JOB → In the listing below, please print the line that contains "Type out the text in this image." and every line that follows it, exactly.

DATA LISTING →
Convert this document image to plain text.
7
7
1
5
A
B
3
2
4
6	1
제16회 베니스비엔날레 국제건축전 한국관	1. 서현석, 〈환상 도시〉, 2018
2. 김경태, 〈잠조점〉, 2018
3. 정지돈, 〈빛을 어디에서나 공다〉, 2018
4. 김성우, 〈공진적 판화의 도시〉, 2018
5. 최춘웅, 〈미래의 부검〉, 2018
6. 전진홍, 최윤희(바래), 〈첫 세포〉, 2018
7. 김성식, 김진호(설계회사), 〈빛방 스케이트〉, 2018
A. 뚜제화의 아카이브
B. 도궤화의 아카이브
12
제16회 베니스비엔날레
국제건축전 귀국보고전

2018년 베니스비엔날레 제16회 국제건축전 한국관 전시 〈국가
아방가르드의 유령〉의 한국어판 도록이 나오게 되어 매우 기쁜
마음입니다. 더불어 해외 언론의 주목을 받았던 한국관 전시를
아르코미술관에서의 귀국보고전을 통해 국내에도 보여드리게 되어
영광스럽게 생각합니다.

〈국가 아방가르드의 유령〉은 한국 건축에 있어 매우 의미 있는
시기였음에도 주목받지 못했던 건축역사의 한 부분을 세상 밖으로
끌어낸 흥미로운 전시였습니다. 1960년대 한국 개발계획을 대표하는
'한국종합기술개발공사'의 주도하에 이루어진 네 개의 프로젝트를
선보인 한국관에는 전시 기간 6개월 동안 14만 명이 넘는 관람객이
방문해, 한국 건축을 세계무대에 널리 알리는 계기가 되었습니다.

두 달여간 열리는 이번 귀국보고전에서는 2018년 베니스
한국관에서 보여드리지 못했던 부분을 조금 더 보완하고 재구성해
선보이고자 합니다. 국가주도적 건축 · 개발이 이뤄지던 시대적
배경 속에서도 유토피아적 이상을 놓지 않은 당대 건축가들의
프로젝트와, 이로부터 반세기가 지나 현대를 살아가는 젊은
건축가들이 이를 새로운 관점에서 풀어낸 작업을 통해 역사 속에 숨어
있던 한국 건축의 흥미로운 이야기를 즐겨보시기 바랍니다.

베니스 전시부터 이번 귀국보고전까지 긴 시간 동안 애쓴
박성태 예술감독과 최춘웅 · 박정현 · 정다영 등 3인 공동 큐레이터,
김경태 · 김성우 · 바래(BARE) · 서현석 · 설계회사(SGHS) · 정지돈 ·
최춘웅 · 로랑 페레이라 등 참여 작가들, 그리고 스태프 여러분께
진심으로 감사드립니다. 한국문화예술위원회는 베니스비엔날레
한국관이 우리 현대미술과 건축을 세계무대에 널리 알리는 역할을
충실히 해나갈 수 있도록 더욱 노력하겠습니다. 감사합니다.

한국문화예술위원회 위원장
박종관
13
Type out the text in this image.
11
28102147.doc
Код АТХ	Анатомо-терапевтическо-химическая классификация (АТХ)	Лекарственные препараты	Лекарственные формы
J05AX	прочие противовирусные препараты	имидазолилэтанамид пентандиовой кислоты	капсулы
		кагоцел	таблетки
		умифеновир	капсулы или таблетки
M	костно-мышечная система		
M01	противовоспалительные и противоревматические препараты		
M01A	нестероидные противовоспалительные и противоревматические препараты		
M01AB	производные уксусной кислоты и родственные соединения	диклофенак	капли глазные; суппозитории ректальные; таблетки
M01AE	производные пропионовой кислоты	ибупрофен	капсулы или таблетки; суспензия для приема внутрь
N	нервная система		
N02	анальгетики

TASK OUTPUT →
Type out the text in this image.
11
28102147.doc
Код АТХ	Анатомо-терапевтическо-химическая классификация (АТХ)	Лекарственные препараты	Лекарственные формы
J05AX	прочие противовирусные препараты	имидазолилэтанамид пентандиовой кислоты	капсулы
		кагоцел	таблетки
		умифеновир	капсулы или таблетки
M	костно-мышечная система		
M01	противовоспалительные и противоревматические препараты		
M01A	нестероидные противовоспалительные и противоревматические препараты		
M01AB	производные уксусной кислоты и родственные соединения	диклофенак	капли глазные; суппозитории ректальные; таблетки
M01AE	производные пропионовой кислоты	ибупрофен	капсулы или таблетки; суспензия для приема внутрь
N	нервная система		
N02	анальгетики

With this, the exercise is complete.